── RECORDS SUPPLIED ──
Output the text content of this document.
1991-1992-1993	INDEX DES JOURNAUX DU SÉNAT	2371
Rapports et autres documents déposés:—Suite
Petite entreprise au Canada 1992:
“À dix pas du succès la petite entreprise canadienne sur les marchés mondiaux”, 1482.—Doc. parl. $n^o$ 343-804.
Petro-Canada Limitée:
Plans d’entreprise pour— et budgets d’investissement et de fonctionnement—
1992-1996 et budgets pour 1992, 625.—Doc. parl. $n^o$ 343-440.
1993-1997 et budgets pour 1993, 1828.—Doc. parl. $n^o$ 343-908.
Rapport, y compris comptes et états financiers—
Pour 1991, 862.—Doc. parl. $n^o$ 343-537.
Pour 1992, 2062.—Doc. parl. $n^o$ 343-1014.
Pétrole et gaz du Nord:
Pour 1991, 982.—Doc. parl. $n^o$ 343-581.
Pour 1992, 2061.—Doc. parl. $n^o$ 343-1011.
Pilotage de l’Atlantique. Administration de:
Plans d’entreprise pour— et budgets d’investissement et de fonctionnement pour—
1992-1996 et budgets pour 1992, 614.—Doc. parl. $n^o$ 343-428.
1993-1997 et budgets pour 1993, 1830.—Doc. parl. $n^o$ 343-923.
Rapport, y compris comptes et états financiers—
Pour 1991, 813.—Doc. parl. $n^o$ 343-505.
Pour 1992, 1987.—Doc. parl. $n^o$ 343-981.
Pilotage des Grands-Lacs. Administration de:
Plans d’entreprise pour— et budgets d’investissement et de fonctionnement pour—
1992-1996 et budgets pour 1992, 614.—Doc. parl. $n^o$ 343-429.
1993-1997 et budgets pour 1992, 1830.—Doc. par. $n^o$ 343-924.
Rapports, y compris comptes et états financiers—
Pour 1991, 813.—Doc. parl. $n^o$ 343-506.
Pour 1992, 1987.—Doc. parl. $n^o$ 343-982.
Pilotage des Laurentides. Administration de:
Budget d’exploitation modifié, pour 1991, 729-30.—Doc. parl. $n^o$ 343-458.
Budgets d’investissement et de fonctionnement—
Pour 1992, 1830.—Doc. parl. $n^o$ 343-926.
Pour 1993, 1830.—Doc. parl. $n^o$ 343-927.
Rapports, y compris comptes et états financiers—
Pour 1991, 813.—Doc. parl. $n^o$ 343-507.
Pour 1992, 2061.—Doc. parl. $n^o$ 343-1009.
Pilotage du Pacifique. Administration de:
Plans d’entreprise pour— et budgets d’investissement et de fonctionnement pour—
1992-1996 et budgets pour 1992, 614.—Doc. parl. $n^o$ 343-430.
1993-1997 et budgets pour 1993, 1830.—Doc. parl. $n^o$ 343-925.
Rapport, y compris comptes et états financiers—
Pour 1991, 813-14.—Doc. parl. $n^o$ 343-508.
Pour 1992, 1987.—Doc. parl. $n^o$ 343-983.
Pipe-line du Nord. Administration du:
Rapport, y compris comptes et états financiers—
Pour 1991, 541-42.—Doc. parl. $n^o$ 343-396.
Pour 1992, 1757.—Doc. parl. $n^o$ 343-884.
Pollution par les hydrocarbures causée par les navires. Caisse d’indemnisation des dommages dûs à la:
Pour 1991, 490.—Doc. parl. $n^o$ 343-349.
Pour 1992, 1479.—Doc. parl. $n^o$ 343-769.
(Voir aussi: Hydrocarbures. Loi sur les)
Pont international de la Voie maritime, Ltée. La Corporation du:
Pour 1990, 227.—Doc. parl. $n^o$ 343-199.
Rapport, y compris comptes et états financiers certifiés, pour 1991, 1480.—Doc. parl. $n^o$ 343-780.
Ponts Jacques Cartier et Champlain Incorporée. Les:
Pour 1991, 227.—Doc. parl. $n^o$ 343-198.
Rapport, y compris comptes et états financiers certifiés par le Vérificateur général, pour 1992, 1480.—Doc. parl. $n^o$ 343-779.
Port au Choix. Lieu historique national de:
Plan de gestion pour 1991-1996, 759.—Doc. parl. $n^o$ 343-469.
───
### GIVEN EXERCISE
Report only how many lines in the records contain the word "Administration".

### RESULT BELOW
5